:: STATED PROBLEM ::
Using the listing below, report all lines holding the word "Management".
— start of GIVEN RECORDS —
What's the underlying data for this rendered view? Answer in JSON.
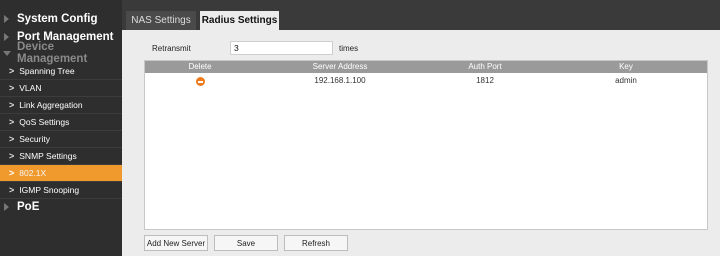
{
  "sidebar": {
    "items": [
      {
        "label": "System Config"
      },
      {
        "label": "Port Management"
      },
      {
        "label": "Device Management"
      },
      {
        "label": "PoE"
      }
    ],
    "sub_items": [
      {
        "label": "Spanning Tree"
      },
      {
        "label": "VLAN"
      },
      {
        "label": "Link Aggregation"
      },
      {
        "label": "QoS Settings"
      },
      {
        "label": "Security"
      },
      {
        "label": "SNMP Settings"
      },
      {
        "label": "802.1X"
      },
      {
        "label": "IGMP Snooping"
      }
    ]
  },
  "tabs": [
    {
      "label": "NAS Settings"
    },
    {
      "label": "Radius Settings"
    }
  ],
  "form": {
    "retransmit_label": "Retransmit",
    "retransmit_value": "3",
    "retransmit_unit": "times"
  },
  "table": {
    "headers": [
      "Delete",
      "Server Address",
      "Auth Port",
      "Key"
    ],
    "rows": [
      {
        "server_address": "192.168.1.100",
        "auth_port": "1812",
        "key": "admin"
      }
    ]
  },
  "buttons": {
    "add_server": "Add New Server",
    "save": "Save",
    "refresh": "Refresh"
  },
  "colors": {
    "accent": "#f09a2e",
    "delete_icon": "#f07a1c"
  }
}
— end of GIVEN RECORDS —
:: WRITTEN SOLUTION ::
        "label": "Port Management"
        "label": "Device Management"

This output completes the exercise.